**What needs to be done:**
Copy out each line of the material in which the word "data" appears.

## Begin Exercise material

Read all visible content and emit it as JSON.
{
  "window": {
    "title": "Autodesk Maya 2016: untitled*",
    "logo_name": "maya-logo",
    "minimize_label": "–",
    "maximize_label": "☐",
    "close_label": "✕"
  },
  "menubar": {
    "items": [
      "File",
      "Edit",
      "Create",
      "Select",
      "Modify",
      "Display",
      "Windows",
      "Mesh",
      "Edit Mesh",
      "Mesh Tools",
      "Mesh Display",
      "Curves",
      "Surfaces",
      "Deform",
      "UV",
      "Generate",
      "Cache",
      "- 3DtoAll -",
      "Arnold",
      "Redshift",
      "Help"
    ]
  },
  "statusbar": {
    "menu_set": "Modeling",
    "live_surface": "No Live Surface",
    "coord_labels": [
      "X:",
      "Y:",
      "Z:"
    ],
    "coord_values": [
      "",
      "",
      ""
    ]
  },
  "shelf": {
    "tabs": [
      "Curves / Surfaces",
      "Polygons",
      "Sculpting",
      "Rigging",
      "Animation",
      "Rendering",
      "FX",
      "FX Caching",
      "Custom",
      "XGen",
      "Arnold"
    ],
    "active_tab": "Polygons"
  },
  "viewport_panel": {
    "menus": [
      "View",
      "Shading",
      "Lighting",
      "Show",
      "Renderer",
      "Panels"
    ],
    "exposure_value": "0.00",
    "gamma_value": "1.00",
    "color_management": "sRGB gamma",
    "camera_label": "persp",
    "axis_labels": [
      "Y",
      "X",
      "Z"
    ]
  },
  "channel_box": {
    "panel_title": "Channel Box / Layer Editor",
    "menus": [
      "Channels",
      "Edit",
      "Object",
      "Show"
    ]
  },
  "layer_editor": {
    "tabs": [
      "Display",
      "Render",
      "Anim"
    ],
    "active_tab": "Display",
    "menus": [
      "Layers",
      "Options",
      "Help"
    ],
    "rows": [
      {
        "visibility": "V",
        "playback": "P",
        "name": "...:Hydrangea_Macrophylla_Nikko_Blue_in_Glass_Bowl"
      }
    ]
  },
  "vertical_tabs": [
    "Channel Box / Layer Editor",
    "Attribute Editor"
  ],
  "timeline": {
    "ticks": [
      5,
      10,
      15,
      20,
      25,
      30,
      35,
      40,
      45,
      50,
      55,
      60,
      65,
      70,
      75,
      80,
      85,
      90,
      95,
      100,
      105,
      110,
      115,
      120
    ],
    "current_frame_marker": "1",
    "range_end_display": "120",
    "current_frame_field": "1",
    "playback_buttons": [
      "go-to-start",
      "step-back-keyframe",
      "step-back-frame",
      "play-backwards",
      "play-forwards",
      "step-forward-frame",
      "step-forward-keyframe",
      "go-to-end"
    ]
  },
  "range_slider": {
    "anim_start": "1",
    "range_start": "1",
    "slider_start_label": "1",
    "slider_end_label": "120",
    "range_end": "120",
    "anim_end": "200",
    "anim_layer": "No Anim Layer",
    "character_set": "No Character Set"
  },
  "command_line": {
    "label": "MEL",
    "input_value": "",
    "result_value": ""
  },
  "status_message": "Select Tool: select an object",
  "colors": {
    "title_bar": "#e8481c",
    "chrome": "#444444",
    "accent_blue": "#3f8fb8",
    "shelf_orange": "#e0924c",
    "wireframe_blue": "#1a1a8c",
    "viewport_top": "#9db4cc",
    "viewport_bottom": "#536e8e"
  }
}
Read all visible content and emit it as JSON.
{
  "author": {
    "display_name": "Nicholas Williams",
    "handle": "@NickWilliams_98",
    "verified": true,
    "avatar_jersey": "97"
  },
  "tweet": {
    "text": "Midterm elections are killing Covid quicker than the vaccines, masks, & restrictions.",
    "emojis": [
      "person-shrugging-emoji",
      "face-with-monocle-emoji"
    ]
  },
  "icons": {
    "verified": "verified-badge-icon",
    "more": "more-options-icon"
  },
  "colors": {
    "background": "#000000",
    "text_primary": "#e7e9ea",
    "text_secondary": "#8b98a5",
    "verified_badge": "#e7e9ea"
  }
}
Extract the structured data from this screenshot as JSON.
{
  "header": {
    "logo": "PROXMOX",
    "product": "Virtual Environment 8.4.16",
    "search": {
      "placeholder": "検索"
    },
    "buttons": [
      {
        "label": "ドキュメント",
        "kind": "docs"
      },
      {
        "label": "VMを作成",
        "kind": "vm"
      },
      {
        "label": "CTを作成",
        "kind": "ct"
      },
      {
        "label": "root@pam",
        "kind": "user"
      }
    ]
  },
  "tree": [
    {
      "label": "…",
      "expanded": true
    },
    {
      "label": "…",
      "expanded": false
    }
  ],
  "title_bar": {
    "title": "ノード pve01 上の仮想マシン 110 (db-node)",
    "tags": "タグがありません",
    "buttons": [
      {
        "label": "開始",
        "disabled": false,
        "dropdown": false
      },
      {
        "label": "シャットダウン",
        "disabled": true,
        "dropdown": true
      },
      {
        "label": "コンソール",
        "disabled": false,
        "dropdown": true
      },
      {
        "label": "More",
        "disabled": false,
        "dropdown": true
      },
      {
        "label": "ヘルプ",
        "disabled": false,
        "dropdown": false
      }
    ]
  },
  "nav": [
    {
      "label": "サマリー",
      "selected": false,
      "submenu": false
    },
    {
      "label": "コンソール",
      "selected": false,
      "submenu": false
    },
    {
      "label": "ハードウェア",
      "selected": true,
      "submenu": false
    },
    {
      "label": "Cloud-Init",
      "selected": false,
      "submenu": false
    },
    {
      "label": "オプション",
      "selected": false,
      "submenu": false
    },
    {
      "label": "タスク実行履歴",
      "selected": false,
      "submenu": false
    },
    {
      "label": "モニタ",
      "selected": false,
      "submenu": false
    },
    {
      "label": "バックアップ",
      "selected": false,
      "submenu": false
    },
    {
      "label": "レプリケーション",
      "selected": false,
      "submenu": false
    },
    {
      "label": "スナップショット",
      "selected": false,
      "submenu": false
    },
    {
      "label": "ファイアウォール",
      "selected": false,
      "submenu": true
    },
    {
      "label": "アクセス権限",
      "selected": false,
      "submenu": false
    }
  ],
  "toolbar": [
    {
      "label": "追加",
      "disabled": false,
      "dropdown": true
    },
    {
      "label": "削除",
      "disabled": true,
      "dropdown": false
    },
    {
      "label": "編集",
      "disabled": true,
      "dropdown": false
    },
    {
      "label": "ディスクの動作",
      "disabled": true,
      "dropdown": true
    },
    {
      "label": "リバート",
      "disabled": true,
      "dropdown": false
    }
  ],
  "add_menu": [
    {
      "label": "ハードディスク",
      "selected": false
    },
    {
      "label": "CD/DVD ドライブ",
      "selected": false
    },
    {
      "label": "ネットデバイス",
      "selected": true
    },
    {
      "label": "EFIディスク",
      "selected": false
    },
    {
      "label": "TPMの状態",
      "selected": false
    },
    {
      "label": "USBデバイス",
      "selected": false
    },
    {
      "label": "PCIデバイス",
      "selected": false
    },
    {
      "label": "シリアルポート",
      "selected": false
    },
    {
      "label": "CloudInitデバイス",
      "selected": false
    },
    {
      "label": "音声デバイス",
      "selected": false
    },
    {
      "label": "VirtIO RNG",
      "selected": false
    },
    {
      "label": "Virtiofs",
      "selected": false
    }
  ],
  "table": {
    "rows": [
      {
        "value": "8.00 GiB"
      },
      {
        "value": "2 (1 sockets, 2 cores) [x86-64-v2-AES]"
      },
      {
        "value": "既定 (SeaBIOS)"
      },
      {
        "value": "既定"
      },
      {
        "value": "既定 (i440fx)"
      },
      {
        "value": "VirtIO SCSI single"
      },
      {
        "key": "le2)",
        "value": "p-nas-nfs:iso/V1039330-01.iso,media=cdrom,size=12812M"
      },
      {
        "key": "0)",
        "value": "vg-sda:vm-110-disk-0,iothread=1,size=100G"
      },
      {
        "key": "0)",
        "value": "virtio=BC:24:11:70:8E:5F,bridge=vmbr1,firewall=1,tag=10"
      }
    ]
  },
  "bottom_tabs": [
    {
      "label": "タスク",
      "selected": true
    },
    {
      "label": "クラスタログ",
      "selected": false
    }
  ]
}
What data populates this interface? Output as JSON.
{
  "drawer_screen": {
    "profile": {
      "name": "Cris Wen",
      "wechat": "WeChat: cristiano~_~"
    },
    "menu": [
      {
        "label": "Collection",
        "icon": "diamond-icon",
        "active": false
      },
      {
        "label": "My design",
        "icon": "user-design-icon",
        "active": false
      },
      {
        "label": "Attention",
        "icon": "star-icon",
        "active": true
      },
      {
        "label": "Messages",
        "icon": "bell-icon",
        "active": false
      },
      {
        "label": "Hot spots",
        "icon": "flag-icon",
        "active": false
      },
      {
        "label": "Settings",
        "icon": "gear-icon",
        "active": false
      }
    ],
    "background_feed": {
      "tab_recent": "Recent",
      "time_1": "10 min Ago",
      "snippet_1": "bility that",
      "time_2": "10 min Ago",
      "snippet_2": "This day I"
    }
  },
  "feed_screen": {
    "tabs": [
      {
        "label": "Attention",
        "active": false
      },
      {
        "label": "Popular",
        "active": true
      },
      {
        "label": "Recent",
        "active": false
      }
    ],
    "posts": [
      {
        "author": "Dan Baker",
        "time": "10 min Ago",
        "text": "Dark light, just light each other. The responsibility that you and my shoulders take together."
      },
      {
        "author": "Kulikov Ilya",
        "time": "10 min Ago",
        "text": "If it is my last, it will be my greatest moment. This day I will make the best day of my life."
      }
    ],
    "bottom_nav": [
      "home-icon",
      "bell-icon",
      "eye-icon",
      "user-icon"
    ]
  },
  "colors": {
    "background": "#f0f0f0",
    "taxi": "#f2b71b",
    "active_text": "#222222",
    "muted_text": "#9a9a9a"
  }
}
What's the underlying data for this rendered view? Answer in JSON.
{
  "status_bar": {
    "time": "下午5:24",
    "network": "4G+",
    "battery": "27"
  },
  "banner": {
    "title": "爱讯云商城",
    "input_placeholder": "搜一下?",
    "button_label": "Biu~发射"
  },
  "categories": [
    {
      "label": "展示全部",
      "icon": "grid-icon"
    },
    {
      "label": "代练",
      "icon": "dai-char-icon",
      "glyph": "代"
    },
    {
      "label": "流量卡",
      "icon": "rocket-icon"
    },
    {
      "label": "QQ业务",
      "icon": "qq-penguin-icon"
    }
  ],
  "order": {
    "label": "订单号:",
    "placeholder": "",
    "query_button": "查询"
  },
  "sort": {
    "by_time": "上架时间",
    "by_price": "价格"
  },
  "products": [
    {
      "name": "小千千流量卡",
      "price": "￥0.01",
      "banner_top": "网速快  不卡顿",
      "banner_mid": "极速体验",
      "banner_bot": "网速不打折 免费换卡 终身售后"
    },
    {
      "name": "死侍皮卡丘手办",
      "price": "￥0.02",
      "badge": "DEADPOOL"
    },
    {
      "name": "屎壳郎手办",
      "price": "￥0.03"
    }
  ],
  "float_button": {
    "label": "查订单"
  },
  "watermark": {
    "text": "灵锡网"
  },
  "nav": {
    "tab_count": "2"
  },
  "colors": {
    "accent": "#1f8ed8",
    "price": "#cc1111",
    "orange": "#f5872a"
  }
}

## End Exercise material

**Problem solution:**
Extract the structured data from this screenshot as JSON.
What data populates this interface? Output as JSON.
What's the underlying data for this rendered view? Answer in JSON.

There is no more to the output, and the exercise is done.